>> Begin PROVIDED ENTRIES
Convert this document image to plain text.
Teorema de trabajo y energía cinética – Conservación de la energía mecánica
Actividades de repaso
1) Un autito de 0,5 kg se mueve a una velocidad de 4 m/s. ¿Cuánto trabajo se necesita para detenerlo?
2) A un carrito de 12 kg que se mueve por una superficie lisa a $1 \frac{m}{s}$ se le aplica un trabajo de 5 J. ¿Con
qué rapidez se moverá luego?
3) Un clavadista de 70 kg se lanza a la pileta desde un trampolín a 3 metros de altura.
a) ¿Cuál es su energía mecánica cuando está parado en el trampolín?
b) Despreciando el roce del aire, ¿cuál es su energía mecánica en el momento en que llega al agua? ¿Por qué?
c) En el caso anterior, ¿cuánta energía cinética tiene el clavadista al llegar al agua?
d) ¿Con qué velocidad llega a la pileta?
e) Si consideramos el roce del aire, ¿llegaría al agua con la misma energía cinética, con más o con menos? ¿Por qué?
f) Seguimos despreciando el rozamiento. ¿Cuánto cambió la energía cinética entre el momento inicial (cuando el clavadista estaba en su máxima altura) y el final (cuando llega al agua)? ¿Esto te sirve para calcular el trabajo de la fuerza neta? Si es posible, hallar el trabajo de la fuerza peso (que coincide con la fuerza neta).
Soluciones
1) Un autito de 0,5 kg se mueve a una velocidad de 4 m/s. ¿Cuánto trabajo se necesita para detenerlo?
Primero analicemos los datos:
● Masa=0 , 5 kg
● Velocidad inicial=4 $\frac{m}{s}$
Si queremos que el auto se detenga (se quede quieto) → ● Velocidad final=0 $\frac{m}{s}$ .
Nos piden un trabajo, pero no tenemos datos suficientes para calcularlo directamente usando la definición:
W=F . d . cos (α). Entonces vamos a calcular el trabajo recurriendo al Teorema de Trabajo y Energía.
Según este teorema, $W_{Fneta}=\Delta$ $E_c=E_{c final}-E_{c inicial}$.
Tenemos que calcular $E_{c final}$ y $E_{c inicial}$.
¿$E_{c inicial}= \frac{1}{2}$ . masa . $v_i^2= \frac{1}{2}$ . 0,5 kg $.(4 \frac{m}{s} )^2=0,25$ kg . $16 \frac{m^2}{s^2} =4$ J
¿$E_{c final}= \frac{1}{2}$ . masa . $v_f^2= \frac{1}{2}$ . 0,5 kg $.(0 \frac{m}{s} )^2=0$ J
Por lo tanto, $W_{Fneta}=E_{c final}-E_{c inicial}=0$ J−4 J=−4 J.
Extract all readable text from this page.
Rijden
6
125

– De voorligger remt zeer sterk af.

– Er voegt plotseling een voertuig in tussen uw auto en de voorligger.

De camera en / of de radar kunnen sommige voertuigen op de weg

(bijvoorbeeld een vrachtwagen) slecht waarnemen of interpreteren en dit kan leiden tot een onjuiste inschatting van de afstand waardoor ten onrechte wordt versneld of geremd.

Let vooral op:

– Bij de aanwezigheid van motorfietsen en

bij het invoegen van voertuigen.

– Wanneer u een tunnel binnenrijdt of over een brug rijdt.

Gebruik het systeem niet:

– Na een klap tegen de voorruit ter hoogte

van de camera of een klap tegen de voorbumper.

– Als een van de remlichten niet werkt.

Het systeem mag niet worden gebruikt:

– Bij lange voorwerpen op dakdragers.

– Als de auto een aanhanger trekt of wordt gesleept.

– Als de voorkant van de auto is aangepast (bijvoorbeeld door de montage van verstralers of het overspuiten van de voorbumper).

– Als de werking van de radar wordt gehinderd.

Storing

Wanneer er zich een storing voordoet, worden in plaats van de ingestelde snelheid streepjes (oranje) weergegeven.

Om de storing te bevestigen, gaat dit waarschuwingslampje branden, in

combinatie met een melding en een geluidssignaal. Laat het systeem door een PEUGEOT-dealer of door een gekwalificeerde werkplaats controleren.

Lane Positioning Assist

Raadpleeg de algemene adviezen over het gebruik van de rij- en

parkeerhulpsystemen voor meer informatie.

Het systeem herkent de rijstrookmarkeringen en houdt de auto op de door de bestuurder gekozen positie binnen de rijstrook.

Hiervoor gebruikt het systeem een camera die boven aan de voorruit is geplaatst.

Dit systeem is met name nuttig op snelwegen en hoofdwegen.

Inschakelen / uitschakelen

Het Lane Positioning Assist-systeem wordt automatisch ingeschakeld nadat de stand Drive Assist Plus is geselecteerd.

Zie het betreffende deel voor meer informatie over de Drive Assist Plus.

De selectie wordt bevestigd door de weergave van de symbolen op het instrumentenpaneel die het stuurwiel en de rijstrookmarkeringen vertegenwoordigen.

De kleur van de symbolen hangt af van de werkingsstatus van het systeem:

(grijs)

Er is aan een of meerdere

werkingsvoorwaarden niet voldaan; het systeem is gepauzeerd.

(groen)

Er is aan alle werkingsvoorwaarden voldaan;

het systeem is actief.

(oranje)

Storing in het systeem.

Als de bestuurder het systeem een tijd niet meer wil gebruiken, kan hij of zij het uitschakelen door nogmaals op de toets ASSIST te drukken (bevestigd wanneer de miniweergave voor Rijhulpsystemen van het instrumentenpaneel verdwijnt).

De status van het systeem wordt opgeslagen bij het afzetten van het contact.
>> End PROVIDED ENTRIES
● **EXERCISE**:
Extract, word for word, each line of the listing above.

● **EXERCISE RESULT**:
Convert this document image to plain text.
Teorema de trabajo y energía cinética – Conservación de la energía mecánica
Actividades de repaso
1) Un autito de 0,5 kg se mueve a una velocidad de 4 m/s. ¿Cuánto trabajo se necesita para detenerlo?
2) A un carrito de 12 kg que se mueve por una superficie lisa a $1 \frac{m}{s}$ se le aplica un trabajo de 5 J. ¿Con
qué rapidez se moverá luego?
3) Un clavadista de 70 kg se lanza a la pileta desde un trampolín a 3 metros de altura.
a) ¿Cuál es su energía mecánica cuando está parado en el trampolín?
b) Despreciando el roce del aire, ¿cuál es su energía mecánica en el momento en que llega al agua? ¿Por qué?
c) En el caso anterior, ¿cuánta energía cinética tiene el clavadista al llegar al agua?
d) ¿Con qué velocidad llega a la pileta?
e) Si consideramos el roce del aire, ¿llegaría al agua con la misma energía cinética, con más o con menos? ¿Por qué?
f) Seguimos despreciando el rozamiento. ¿Cuánto cambió la energía cinética entre el momento inicial (cuando el clavadista estaba en su máxima altura) y el final (cuando llega al agua)? ¿Esto te sirve para calcular el trabajo de la fuerza neta? Si es posible, hallar el trabajo de la fuerza peso (que coincide con la fuerza neta).
Soluciones
1) Un autito de 0,5 kg se mueve a una velocidad de 4 m/s. ¿Cuánto trabajo se necesita para detenerlo?
Primero analicemos los datos:
● Masa=0 , 5 kg
● Velocidad inicial=4 $\frac{m}{s}$
Si queremos que el auto se detenga (se quede quieto) → ● Velocidad final=0 $\frac{m}{s}$ .
Nos piden un trabajo, pero no tenemos datos suficientes para calcularlo directamente usando la definición:
W=F . d . cos (α). Entonces vamos a calcular el trabajo recurriendo al Teorema de Trabajo y Energía.
Según este teorema, $W_{Fneta}=\Delta$ $E_c=E_{c final}-E_{c inicial}$.
Tenemos que calcular $E_{c final}$ y $E_{c inicial}$.
¿$E_{c inicial}= \frac{1}{2}$ . masa . $v_i^2= \frac{1}{2}$ . 0,5 kg $.(4 \frac{m}{s} )^2=0,25$ kg . $16 \frac{m^2}{s^2} =4$ J
¿$E_{c final}= \frac{1}{2}$ . masa . $v_f^2= \frac{1}{2}$ . 0,5 kg $.(0 \frac{m}{s} )^2=0$ J
Por lo tanto, $W_{Fneta}=E_{c final}-E_{c inicial}=0$ J−4 J=−4 J.
Extract all readable text from this page.
Rijden
6
125

– De voorligger remt zeer sterk af.

– Er voegt plotseling een voertuig in tussen uw auto en de voorligger.

De camera en / of de radar kunnen sommige voertuigen op de weg

(bijvoorbeeld een vrachtwagen) slecht waarnemen of interpreteren en dit kan leiden tot een onjuiste inschatting van de afstand waardoor ten onrechte wordt versneld of geremd.

Let vooral op:

– Bij de aanwezigheid van motorfietsen en

bij het invoegen van voertuigen.

– Wanneer u een tunnel binnenrijdt of over een brug rijdt.

Gebruik het systeem niet:

– Na een klap tegen de voorruit ter hoogte

van de camera of een klap tegen de voorbumper.

– Als een van de remlichten niet werkt.

Het systeem mag niet worden gebruikt:

– Bij lange voorwerpen op dakdragers.

– Als de auto een aanhanger trekt of wordt gesleept.

– Als de voorkant van de auto is aangepast (bijvoorbeeld door de montage van verstralers of het overspuiten van de voorbumper).

– Als de werking van de radar wordt gehinderd.

Storing

Wanneer er zich een storing voordoet, worden in plaats van de ingestelde snelheid streepjes (oranje) weergegeven.

Om de storing te bevestigen, gaat dit waarschuwingslampje branden, in

combinatie met een melding en een geluidssignaal. Laat het systeem door een PEUGEOT-dealer of door een gekwalificeerde werkplaats controleren.

Lane Positioning Assist

Raadpleeg de algemene adviezen over het gebruik van de rij- en

parkeerhulpsystemen voor meer informatie.

Het systeem herkent de rijstrookmarkeringen en houdt de auto op de door de bestuurder gekozen positie binnen de rijstrook.

Hiervoor gebruikt het systeem een camera die boven aan de voorruit is geplaatst.

Dit systeem is met name nuttig op snelwegen en hoofdwegen.

Inschakelen / uitschakelen

Het Lane Positioning Assist-systeem wordt automatisch ingeschakeld nadat de stand Drive Assist Plus is geselecteerd.

Zie het betreffende deel voor meer informatie over de Drive Assist Plus.

De selectie wordt bevestigd door de weergave van de symbolen op het instrumentenpaneel die het stuurwiel en de rijstrookmarkeringen vertegenwoordigen.

De kleur van de symbolen hangt af van de werkingsstatus van het systeem:

(grijs)

Er is aan een of meerdere

werkingsvoorwaarden niet voldaan; het systeem is gepauzeerd.

(groen)

Er is aan alle werkingsvoorwaarden voldaan;

het systeem is actief.

(oranje)

Storing in het systeem.

Als de bestuurder het systeem een tijd niet meer wil gebruiken, kan hij of zij het uitschakelen door nogmaals op de toets ASSIST te drukken (bevestigd wanneer de miniweergave voor Rijhulpsystemen van het instrumentenpaneel verdwijnt).

De status van het systeem wordt opgeslagen bij het afzetten van het contact.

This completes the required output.